Task goal. Lines of the listing below that contain the string "Lactobacillus" are to be returned.

-=-=-

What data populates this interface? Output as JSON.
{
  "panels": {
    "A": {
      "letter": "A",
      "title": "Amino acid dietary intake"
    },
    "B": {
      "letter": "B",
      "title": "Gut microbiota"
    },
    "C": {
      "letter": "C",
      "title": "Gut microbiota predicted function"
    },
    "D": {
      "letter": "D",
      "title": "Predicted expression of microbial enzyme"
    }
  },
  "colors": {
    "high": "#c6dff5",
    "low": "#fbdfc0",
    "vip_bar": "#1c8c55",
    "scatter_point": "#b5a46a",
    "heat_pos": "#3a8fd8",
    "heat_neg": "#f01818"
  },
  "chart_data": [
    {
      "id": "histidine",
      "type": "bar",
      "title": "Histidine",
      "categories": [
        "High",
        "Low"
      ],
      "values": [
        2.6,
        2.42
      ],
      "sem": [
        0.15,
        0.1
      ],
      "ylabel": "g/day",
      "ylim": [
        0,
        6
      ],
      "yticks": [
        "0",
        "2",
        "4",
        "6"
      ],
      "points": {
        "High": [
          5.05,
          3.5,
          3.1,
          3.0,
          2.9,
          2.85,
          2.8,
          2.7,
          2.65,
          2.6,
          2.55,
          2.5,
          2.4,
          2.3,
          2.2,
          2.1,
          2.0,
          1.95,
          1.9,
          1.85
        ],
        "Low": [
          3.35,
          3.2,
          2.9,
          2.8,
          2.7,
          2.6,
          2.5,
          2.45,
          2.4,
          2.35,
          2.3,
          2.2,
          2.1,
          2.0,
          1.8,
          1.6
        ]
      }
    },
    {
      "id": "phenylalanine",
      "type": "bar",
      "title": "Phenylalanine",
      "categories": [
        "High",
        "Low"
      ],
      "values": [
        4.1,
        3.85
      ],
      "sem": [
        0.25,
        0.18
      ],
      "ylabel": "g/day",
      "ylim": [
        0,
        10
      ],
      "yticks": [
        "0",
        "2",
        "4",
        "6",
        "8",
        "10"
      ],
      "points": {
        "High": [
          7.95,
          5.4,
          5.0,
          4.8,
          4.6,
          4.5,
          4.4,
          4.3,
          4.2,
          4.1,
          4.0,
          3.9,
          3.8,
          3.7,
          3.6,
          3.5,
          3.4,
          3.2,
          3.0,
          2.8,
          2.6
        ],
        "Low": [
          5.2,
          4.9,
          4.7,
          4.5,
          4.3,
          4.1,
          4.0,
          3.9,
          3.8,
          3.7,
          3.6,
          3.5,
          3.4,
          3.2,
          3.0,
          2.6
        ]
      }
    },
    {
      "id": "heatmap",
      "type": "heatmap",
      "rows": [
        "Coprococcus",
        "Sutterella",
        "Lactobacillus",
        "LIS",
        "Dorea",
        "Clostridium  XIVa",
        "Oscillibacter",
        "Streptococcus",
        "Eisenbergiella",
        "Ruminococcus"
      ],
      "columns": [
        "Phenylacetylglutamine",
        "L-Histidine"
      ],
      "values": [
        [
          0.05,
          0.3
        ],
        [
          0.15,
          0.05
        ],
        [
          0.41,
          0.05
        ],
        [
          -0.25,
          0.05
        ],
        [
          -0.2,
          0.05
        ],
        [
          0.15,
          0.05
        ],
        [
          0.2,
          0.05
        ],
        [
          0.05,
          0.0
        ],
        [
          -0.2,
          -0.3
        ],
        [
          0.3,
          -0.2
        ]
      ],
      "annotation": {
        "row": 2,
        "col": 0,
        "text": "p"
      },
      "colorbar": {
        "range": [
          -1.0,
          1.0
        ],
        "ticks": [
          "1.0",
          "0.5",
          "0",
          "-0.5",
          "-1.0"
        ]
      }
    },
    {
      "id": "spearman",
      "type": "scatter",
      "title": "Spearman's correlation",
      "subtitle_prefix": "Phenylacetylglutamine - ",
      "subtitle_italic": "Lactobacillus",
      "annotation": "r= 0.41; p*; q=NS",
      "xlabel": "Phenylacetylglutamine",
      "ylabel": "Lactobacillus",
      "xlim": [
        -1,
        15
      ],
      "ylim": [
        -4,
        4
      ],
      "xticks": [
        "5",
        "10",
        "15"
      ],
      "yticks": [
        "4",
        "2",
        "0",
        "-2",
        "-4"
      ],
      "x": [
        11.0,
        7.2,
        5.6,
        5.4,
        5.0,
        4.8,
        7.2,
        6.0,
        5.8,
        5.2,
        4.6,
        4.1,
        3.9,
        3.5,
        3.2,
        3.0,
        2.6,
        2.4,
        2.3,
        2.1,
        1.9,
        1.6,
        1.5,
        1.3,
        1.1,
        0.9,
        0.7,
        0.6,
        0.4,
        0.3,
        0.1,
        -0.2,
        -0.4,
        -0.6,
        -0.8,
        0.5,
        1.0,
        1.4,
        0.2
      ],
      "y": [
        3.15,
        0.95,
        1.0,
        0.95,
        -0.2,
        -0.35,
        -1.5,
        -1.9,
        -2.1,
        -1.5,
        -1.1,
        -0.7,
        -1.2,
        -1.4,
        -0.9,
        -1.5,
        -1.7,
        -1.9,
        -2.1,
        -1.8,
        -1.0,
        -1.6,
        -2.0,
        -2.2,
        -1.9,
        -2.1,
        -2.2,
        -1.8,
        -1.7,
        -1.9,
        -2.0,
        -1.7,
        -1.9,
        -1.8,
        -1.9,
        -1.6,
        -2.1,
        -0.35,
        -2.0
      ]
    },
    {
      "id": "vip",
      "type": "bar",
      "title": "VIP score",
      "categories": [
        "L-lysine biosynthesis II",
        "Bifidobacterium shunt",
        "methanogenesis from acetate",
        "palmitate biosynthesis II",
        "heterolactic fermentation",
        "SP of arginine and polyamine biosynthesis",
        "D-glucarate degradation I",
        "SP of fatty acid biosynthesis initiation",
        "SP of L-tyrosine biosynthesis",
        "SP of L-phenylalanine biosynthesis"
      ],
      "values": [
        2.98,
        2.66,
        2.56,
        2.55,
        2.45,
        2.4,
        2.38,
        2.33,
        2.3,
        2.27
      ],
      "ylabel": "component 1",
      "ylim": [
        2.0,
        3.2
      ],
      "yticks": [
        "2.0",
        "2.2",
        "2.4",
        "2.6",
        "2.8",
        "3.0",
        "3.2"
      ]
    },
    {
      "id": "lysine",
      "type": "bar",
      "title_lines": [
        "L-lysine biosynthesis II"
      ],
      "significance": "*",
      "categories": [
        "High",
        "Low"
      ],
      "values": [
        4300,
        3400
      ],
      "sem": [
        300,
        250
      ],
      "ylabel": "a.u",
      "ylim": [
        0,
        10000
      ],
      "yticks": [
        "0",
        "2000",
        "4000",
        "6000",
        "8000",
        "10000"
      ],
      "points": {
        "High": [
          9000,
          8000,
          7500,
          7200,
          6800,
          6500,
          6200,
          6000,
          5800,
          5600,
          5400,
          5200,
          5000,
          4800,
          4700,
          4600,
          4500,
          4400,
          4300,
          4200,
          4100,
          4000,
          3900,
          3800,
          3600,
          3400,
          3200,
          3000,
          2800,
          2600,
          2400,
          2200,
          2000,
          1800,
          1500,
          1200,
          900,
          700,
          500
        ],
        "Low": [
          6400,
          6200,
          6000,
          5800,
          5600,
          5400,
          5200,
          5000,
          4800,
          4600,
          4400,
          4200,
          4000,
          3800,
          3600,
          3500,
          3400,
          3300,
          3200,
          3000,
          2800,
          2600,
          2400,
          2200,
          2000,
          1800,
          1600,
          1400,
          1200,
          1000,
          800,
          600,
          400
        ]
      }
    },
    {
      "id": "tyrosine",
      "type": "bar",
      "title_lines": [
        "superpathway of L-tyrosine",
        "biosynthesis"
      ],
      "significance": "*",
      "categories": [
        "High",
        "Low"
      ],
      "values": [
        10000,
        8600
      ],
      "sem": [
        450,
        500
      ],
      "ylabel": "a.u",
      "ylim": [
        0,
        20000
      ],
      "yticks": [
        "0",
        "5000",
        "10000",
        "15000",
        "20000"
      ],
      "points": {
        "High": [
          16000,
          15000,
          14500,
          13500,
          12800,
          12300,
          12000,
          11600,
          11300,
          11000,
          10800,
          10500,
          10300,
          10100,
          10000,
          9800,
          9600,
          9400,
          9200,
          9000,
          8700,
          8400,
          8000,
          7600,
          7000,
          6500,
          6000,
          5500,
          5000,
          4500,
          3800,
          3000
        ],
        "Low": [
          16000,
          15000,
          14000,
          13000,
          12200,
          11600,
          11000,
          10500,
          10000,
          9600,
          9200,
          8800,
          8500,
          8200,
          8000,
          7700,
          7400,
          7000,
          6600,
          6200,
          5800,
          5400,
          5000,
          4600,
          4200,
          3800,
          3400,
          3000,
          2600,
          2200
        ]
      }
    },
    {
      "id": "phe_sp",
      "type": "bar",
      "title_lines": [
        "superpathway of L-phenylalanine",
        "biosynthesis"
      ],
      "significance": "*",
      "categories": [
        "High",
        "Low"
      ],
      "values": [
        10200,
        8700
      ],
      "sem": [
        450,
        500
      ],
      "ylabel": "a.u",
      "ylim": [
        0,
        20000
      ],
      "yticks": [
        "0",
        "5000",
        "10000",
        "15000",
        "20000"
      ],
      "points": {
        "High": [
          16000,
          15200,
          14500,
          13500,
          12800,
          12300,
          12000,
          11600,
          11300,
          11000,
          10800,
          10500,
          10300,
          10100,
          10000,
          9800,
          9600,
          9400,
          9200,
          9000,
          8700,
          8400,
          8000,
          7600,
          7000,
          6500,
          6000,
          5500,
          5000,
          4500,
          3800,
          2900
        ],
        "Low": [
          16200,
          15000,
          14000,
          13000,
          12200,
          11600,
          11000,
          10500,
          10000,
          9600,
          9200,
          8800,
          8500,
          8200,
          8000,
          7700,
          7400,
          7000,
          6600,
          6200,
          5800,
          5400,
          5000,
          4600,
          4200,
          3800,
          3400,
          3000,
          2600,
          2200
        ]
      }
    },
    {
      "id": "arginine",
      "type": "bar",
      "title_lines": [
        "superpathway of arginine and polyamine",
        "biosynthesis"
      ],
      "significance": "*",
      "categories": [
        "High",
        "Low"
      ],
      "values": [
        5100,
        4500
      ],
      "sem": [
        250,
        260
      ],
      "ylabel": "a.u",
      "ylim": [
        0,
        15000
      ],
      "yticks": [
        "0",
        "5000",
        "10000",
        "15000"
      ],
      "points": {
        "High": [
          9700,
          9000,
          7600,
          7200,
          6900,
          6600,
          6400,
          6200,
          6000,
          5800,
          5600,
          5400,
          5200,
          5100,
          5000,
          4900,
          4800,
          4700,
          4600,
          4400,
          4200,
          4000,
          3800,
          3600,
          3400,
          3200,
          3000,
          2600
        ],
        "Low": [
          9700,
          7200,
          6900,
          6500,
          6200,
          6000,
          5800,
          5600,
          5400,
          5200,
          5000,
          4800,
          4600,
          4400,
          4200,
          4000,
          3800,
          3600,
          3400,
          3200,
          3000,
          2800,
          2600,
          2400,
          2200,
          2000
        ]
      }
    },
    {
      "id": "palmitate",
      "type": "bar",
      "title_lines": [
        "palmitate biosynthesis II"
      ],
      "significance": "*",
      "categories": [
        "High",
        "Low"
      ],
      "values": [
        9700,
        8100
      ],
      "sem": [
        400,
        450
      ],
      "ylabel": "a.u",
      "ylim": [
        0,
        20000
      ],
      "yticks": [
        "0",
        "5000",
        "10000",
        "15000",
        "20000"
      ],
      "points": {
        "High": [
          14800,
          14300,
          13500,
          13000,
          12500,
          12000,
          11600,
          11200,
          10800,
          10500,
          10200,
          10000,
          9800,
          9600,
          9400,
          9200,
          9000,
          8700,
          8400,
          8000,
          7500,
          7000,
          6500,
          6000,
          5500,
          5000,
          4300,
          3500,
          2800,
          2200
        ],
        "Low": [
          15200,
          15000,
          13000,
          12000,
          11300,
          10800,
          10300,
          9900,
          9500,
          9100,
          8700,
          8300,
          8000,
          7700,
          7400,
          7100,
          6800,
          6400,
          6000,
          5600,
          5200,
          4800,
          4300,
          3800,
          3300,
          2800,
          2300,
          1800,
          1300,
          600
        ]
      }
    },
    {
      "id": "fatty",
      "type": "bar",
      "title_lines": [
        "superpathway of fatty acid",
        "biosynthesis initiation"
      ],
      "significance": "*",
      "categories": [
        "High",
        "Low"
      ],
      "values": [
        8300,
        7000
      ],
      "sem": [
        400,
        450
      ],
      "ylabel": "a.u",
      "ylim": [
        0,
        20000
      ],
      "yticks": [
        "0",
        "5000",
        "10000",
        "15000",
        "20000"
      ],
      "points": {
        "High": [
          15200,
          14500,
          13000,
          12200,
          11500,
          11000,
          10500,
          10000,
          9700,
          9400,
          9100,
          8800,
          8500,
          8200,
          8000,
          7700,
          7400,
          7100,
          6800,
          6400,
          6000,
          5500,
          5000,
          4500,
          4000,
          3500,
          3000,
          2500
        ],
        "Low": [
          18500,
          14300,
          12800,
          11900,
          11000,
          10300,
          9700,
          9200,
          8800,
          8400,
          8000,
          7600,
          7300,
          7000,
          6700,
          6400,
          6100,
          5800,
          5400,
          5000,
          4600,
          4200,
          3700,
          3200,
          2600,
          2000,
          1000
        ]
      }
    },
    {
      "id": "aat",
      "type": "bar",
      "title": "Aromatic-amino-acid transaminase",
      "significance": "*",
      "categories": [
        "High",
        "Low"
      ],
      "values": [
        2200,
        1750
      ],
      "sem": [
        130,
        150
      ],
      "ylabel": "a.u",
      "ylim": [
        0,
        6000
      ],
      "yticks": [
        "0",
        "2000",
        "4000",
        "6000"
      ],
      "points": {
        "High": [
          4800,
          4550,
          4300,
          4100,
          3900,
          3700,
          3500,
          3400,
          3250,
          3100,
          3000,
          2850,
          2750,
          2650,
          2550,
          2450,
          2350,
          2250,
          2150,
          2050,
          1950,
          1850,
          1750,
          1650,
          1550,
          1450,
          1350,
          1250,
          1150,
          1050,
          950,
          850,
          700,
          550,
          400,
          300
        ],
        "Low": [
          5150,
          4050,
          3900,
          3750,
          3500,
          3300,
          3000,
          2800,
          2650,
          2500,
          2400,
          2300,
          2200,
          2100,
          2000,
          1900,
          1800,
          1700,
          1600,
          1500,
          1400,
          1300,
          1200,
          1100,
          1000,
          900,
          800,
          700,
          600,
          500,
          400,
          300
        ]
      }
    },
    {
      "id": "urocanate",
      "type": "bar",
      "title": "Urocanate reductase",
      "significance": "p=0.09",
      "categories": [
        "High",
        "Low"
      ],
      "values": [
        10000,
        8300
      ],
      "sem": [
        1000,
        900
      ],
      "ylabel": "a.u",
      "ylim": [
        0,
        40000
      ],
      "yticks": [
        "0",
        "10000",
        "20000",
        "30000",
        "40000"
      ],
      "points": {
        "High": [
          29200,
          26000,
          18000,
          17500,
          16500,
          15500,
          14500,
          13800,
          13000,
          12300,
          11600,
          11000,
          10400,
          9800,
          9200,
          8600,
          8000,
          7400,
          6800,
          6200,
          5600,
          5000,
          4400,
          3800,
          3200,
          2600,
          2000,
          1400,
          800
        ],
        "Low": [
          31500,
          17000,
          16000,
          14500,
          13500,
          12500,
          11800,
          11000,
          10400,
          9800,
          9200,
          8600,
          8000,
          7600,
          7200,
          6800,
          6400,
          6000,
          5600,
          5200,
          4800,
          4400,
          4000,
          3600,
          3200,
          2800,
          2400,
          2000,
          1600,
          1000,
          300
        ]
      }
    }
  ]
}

-=-=-

Response to the exercise.
        "Lactobacillus",
      "subtitle_italic": "Lactobacillus",
      "ylabel": "Lactobacillus",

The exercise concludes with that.